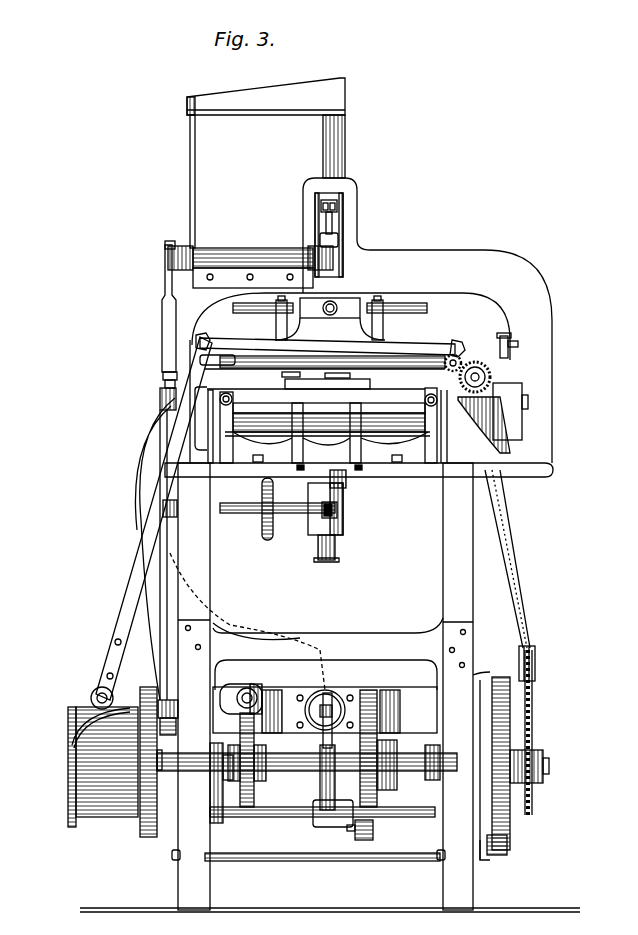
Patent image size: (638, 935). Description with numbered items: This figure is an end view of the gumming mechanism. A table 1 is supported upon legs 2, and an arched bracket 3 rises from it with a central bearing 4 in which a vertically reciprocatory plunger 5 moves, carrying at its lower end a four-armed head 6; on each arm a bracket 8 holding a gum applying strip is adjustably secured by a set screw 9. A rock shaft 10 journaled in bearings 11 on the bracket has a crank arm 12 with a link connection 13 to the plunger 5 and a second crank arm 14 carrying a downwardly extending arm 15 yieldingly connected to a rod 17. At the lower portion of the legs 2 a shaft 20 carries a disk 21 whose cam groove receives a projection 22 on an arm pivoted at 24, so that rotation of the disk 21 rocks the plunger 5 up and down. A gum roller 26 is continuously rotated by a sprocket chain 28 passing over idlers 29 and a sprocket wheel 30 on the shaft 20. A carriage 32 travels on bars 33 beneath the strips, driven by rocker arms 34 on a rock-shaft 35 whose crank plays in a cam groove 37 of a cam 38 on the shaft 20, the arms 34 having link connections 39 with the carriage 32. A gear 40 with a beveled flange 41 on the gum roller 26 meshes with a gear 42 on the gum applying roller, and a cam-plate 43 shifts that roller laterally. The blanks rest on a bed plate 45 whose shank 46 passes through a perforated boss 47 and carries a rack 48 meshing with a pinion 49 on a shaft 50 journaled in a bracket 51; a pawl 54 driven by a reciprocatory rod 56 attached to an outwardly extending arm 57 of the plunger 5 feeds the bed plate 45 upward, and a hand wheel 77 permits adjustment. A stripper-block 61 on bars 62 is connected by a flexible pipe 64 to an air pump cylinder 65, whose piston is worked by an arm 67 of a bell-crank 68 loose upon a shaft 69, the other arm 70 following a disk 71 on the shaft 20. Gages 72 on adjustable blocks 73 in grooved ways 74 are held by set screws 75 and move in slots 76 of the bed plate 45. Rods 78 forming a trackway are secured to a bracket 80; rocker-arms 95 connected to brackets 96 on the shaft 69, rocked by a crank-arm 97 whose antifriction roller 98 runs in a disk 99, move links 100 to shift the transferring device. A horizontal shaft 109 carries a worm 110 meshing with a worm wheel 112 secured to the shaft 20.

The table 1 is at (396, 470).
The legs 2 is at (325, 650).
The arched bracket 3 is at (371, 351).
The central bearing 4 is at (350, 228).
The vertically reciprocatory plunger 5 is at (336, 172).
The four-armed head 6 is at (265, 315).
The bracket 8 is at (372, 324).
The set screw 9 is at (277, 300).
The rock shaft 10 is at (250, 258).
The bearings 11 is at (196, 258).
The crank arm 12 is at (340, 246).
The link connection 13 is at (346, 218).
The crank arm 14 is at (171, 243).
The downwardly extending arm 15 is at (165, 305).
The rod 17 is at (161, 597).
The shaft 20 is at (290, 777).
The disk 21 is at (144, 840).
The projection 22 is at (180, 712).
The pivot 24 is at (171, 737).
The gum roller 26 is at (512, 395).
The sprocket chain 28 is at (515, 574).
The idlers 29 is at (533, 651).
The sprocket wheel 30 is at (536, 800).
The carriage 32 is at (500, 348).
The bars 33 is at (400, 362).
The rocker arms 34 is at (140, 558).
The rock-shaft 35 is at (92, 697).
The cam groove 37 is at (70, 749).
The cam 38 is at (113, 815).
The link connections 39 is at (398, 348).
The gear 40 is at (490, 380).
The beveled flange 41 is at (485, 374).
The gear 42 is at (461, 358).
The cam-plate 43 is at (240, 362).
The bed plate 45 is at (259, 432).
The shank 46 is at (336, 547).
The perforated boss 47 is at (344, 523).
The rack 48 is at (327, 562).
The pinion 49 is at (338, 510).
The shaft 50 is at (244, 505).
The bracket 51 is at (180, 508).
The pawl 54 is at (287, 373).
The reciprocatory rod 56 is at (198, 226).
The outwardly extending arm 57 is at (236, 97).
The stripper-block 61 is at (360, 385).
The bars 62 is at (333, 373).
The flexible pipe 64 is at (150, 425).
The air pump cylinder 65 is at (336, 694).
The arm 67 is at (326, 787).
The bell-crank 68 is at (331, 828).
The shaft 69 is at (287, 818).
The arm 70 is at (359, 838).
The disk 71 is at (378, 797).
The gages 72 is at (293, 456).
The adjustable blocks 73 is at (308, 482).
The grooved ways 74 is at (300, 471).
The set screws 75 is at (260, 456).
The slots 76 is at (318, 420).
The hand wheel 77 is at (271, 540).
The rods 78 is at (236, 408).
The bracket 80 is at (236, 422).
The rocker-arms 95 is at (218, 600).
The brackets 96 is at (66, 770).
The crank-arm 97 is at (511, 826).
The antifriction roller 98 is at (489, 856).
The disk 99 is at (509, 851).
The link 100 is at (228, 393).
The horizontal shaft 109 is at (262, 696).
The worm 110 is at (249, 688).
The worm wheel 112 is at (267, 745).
...
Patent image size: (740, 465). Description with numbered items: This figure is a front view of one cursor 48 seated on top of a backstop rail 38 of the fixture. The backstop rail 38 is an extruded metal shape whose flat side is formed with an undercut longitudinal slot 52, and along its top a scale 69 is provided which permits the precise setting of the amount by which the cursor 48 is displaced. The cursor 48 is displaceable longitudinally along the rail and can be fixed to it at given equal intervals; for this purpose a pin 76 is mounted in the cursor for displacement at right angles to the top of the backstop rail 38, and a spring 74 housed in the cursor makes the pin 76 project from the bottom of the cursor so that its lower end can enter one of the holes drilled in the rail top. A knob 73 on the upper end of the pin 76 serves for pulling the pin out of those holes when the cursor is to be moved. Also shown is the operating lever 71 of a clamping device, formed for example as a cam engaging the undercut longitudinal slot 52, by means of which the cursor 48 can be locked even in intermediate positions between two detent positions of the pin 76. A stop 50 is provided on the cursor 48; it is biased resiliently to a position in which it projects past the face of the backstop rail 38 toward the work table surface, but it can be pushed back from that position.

* THE TASK *
Count the lines in the data above that contain the word "purpose", and reply with the number alone.

* ANSWER TO THIS PROBLEM *
1